## Set exercise
Please rewrite the records from the line containing "Annotate this image: element" through the line containing "83, 1091, 392]", inclusive, renaming "y-tick-label" as "y-axis-tick" and leaving everything else unchanged.

[Element location records]

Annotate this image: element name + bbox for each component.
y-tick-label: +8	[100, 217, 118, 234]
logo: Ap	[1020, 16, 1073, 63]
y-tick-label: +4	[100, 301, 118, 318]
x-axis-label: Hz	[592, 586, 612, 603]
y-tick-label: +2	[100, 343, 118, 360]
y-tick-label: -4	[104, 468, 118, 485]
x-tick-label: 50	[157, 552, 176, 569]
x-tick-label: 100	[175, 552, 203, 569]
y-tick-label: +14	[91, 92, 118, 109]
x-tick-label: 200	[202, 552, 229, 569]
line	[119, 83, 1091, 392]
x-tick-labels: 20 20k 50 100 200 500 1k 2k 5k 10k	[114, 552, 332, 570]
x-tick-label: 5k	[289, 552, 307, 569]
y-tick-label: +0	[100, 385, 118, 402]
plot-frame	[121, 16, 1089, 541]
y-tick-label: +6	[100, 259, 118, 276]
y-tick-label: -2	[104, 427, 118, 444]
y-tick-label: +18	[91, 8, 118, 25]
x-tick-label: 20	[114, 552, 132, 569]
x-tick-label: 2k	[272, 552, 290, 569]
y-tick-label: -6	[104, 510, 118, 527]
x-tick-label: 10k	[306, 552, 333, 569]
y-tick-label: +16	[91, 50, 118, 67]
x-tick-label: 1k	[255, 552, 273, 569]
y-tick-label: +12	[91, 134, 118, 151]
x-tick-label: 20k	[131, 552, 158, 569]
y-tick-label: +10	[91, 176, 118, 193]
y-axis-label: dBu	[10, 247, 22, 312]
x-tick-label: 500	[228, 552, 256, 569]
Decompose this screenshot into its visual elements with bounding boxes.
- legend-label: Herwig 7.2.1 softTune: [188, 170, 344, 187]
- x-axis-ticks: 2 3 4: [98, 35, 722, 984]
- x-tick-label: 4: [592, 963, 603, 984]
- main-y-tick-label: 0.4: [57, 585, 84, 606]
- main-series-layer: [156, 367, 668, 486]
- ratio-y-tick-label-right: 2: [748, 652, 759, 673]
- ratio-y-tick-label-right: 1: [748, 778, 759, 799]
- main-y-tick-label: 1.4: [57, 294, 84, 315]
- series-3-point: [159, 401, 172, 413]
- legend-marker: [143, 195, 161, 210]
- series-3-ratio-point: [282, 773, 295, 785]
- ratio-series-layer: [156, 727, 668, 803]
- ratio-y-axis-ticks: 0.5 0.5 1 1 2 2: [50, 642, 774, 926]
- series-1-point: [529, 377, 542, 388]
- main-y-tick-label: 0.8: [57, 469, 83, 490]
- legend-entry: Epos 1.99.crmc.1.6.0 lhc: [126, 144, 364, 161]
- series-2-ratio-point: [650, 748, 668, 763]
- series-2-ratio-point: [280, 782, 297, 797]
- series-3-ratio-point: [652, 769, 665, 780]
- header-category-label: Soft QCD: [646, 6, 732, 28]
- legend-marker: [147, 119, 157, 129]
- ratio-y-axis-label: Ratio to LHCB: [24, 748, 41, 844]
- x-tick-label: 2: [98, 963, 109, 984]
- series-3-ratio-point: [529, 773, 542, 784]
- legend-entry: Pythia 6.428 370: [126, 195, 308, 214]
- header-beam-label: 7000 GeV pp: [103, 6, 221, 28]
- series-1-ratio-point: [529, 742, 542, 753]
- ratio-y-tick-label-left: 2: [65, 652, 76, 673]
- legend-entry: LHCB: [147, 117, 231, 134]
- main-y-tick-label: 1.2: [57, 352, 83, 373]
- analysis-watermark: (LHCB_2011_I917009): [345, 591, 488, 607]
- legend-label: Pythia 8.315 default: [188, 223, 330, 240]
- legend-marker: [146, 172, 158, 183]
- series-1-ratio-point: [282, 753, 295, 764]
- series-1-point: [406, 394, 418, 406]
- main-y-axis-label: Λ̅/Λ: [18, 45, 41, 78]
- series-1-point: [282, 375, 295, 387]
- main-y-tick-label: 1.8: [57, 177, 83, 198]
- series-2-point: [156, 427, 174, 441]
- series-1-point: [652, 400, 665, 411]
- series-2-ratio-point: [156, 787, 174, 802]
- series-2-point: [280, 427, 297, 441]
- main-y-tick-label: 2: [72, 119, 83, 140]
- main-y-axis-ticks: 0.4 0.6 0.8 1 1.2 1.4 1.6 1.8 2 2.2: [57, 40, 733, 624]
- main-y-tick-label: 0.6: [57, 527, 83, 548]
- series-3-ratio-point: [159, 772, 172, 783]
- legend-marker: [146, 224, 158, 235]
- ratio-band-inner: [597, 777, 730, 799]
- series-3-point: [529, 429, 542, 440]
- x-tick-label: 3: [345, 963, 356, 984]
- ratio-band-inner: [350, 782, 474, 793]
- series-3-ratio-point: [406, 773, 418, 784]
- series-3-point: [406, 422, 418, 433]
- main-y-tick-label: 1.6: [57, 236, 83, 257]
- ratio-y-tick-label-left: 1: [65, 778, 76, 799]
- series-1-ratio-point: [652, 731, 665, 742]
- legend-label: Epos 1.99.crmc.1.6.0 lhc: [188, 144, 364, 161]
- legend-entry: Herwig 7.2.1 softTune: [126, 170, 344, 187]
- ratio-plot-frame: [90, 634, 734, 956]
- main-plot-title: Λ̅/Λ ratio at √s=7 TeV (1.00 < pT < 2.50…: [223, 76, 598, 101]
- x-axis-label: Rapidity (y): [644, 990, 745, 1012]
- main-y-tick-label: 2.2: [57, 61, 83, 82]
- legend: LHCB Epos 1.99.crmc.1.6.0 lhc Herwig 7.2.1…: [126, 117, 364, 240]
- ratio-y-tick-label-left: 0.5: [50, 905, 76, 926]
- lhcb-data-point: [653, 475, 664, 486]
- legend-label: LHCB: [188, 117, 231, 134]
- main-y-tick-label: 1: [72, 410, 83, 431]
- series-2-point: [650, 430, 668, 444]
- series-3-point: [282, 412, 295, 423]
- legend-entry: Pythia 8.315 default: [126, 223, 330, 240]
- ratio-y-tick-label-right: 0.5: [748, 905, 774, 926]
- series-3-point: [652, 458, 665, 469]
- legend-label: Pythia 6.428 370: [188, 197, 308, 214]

--

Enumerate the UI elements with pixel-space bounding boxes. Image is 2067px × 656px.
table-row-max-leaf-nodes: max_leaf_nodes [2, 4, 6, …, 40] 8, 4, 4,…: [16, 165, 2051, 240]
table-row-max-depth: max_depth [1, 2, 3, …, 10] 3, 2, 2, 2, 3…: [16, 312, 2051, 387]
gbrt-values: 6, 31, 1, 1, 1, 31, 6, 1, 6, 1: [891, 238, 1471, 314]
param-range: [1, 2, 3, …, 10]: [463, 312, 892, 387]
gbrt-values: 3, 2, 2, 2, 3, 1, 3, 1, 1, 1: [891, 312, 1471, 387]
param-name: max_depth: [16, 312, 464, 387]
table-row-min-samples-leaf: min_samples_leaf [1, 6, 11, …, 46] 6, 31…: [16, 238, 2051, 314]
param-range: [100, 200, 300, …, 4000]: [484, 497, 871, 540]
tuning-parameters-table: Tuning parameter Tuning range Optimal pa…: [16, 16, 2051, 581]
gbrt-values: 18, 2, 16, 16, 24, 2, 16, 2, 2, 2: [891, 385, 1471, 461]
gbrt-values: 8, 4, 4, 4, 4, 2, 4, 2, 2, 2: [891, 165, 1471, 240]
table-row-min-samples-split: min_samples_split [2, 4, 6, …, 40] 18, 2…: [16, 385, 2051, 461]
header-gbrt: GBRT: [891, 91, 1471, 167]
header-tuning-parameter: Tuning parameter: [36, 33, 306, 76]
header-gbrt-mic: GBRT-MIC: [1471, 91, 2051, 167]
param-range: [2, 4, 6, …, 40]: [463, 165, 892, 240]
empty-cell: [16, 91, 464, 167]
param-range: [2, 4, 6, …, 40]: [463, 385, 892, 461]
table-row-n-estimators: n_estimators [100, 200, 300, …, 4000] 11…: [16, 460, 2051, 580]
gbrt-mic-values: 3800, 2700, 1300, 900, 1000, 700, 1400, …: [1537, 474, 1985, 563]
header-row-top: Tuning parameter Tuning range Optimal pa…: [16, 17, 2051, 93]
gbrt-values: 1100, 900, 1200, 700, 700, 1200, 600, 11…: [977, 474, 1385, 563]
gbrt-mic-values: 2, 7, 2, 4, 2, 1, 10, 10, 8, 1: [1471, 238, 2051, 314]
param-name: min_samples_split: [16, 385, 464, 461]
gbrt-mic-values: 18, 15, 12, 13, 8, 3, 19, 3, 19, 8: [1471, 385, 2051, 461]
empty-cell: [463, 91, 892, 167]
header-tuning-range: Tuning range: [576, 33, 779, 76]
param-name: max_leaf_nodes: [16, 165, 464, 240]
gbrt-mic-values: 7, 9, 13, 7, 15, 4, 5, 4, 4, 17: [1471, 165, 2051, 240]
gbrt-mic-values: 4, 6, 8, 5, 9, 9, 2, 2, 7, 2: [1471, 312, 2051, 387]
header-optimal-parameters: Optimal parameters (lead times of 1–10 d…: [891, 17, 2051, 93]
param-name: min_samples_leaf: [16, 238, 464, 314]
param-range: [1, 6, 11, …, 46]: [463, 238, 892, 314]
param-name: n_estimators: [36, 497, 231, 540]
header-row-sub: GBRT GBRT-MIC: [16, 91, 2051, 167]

## Solved problem
Annotate this image: element name + bbox for each component.
y-axis-tick: +8	[100, 217, 118, 234]
logo: Ap	[1020, 16, 1073, 63]
y-axis-tick: +4	[100, 301, 118, 318]
x-axis-label: Hz	[592, 586, 612, 603]
y-axis-tick: +2	[100, 343, 118, 360]
y-axis-tick: -4	[104, 468, 118, 485]
x-tick-label: 50	[157, 552, 176, 569]
x-tick-label: 100	[175, 552, 203, 569]
y-axis-tick: +14	[91, 92, 118, 109]
x-tick-label: 200	[202, 552, 229, 569]
line	[119, 83, 1091, 392]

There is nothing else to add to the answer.